## Stored data entries:
<<<<
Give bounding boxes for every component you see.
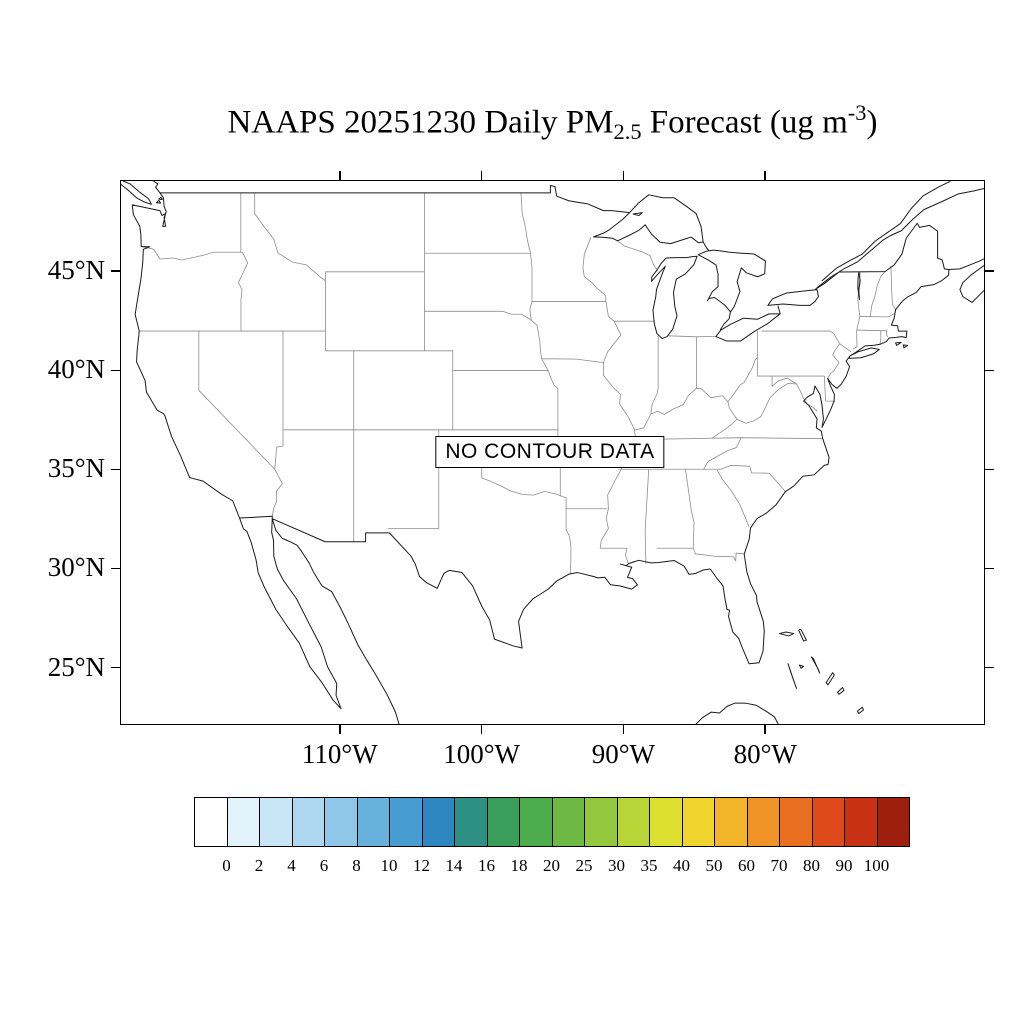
lon-tick <box>480 725 483 734</box>
colorbar-cell <box>584 797 618 847</box>
lon-tick <box>622 725 625 734</box>
lat-tick <box>111 666 120 669</box>
colorbar-cell <box>746 797 780 847</box>
colorbar-tick-label: 100 <box>863 856 890 875</box>
colorbar-cell <box>454 797 488 847</box>
lon-tick <box>339 725 341 734</box>
colorbar-tick-label: 6 <box>319 856 329 875</box>
lat-tick-label: 25°N <box>47 651 105 682</box>
colorbar-cell <box>811 797 845 847</box>
map-frame <box>120 180 985 725</box>
colorbar-cell <box>356 797 390 847</box>
colorbar-tick-label: 90 <box>835 856 853 875</box>
lon-tick-label: 100°W <box>443 739 520 769</box>
colorbar-tick-label: 12 <box>413 856 430 875</box>
lon-tick-label: 90°W <box>591 739 656 769</box>
colorbar-tick-label: 20 <box>543 856 560 875</box>
lat-tick <box>111 270 120 272</box>
lon-tick <box>339 171 341 180</box>
colorbar-cell <box>259 797 293 847</box>
lon-tick <box>764 725 766 734</box>
lat-tick-label: 40°N <box>47 354 105 385</box>
lon-tick <box>764 171 766 180</box>
colorbar-tick-label: 25 <box>575 856 593 875</box>
lat-tick <box>111 369 120 371</box>
state-borders <box>139 193 896 573</box>
colorbar-cell <box>519 797 553 847</box>
colorbar-cell <box>389 797 423 847</box>
lat-tick <box>111 468 120 471</box>
colorbar-cell <box>714 797 748 847</box>
colorbar-cell <box>421 797 455 847</box>
lon-tick <box>480 171 483 180</box>
coastline <box>121 181 984 724</box>
lon-tick <box>622 171 625 180</box>
colorbar-cell <box>486 797 520 847</box>
lon-tick-label: 80°W <box>733 739 797 769</box>
colorbar-cell <box>291 797 325 847</box>
colorbar-cell <box>226 797 260 847</box>
colorbar-cell <box>681 797 715 847</box>
colorbar-cell <box>616 797 650 847</box>
colorbar-tick-label: 80 <box>803 856 820 875</box>
colorbar-cell <box>649 797 683 847</box>
colorbar-tick-label: 10 <box>380 856 398 875</box>
colorbar-tick-label: 50 <box>705 856 723 875</box>
colorbar-tick-label: 2 <box>254 856 264 875</box>
colorbar-tick-label: 35 <box>640 856 658 875</box>
colorbar-cell <box>324 797 358 847</box>
lon-tick-label: 110°W <box>301 739 378 769</box>
colorbar-tick-label: 14 <box>445 856 463 875</box>
lat-tick <box>985 666 994 669</box>
title-middle: Forecast (ug m <box>641 104 848 141</box>
plot-title: NAAPS 20251230 Daily PM2.5 Forecast (ug … <box>120 100 985 145</box>
colorbar-tick-label: 8 <box>352 856 361 875</box>
title-superscript: -3 <box>847 100 867 125</box>
colorbar-cell <box>779 797 813 847</box>
lat-tick-label: 45°N <box>47 255 105 286</box>
lat-tick <box>985 270 994 272</box>
colorbar-tick-label: 30 <box>608 856 625 875</box>
lat-tick-label: 35°N <box>47 453 105 484</box>
colorbar-tick-label: 16 <box>478 856 495 875</box>
colorbar-tick-label: 4 <box>287 856 296 875</box>
colorbar-tick-label: 18 <box>510 856 528 875</box>
lat-tick <box>985 369 994 371</box>
colorbar-cell <box>844 797 878 847</box>
colorbar-cell <box>194 797 228 847</box>
colorbar-tick-label: 40 <box>673 856 690 875</box>
colorbar-cell <box>876 797 910 847</box>
title-suffix: ) <box>866 104 878 141</box>
no-contour-data-label: NO CONTOUR DATA <box>435 436 665 468</box>
colorbar-tick-label: 70 <box>770 856 788 875</box>
lat-tick <box>111 567 120 570</box>
lat-tick <box>985 567 994 570</box>
colorbar-cell <box>551 797 585 847</box>
lat-tick <box>985 468 994 471</box>
colorbar-tick-label: 60 <box>738 856 755 875</box>
colorbar-tick-label: 0 <box>222 856 231 875</box>
title-prefix: NAAPS 20251230 Daily PM <box>227 104 614 141</box>
map-svg <box>121 181 984 724</box>
lat-tick-label: 30°N <box>47 552 105 583</box>
title-subscript: 2.5 <box>613 119 642 145</box>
>>>>
## REQUIRED WORK:
Please write out the lines of the data above from the line with "lon-tick <box>480 725 483 734</box>" up to and including the line with "lon-tick <box>764 725 766 734</box>", copying each one exactly.

## RESULT FOR THIS EXERCISE:
lon-tick <box>480 725 483 734</box>
colorbar-cell <box>584 797 618 847</box>
lon-tick <box>622 725 625 734</box>
lat-tick <box>111 666 120 669</box>
colorbar-cell <box>746 797 780 847</box>
colorbar-tick-label: 100 <box>863 856 890 875</box>
colorbar-cell <box>454 797 488 847</box>
lon-tick <box>339 725 341 734</box>
colorbar-tick-label: 6 <box>319 856 329 875</box>
lat-tick-label: 25°N <box>47 651 105 682</box>
colorbar-cell <box>811 797 845 847</box>
map-frame <box>120 180 985 725</box>
colorbar-cell <box>356 797 390 847</box>
colorbar-tick-label: 90 <box>835 856 853 875</box>
lon-tick-label: 100°W <box>443 739 520 769</box>
colorbar-tick-label: 12 <box>413 856 430 875</box>
lon-tick-label: 90°W <box>591 739 656 769</box>
colorbar-tick-label: 20 <box>543 856 560 875</box>
lat-tick <box>111 270 120 272</box>
lon-tick <box>339 171 341 180</box>
colorbar-cell <box>259 797 293 847</box>
lon-tick <box>764 725 766 734</box>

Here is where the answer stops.